(The problem):
Do any lines in the data below contain "color"? If so, copy every one of them.

(Figure record extracts)
- - -

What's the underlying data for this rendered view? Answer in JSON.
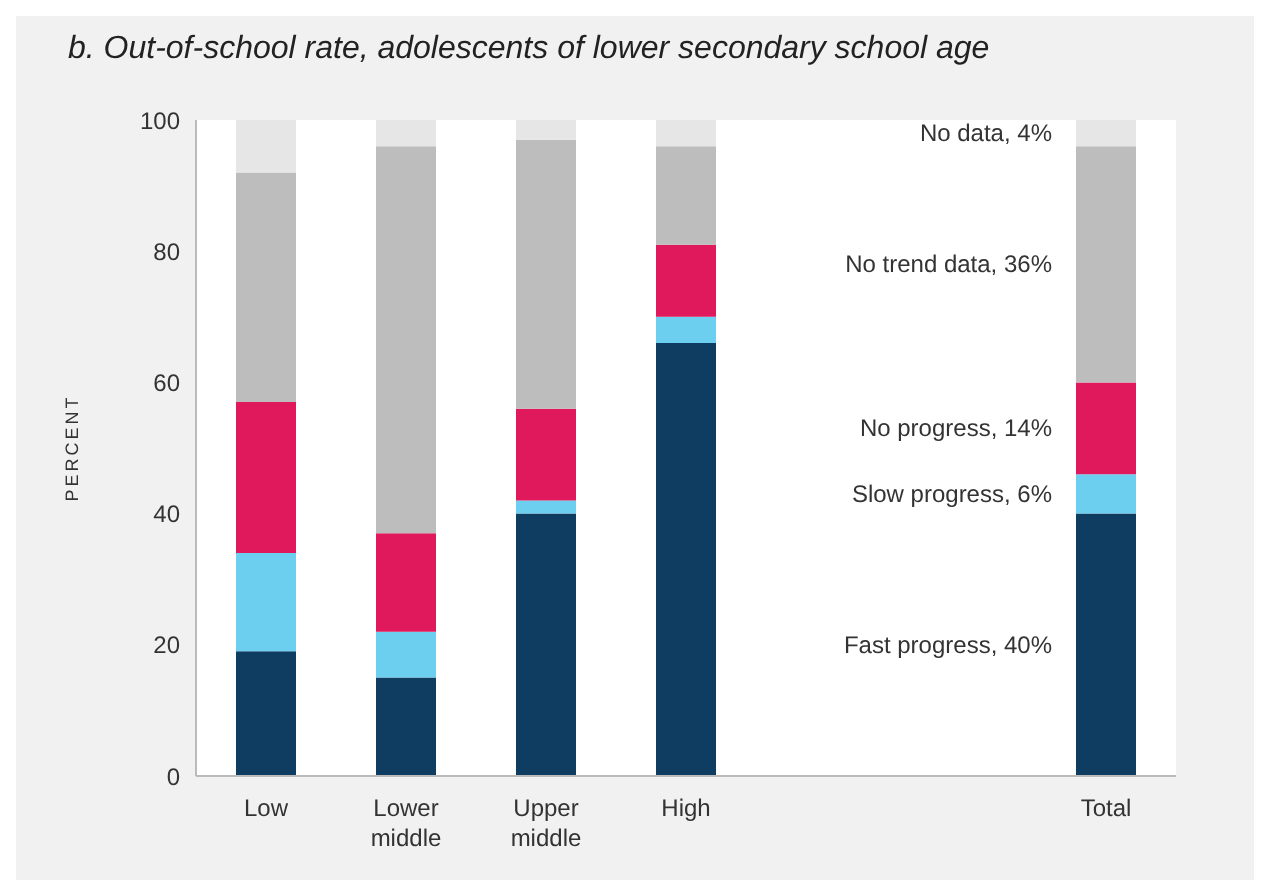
{
  "chart_data": {
    "type": "bar",
    "title": "b. Out-of-school rate, adolescents of lower secondary school age",
    "ylabel": "PERCENT",
    "categories": [
      "Low",
      "Lower middle",
      "Upper middle",
      "High",
      null,
      null,
      "Total"
    ],
    "stacked": true,
    "legend": false,
    "ylim": [
      0,
      100
    ],
    "yticks": [
      0,
      20,
      40,
      60,
      80,
      100
    ],
    "series": [
      {
        "name": "Fast progress, 40%",
        "color": "#0f3d62",
        "values": [
          19,
          15,
          40,
          66,
          null,
          null,
          40
        ]
      },
      {
        "name": "Slow progress, 6%",
        "color": "#6dcff0",
        "values": [
          15,
          7,
          2,
          4,
          null,
          null,
          6
        ]
      },
      {
        "name": "No progress, 14%",
        "color": "#e0185c",
        "values": [
          23,
          15,
          14,
          11,
          null,
          null,
          14
        ]
      },
      {
        "name": "No trend data, 36%",
        "color": "#bdbdbd",
        "values": [
          35,
          59,
          41,
          15,
          null,
          null,
          36
        ]
      },
      {
        "name": "No data, 4%",
        "color": "#e6e6e6",
        "values": [
          8,
          4,
          3,
          4,
          null,
          null,
          4
        ]
      }
    ]
  }
}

- - -

(Solution to this exercise):
        "color": "#0f3d62",
        "color": "#6dcff0",
        "color": "#e0185c",
        "color": "#bdbdbd",
        "color": "#e6e6e6",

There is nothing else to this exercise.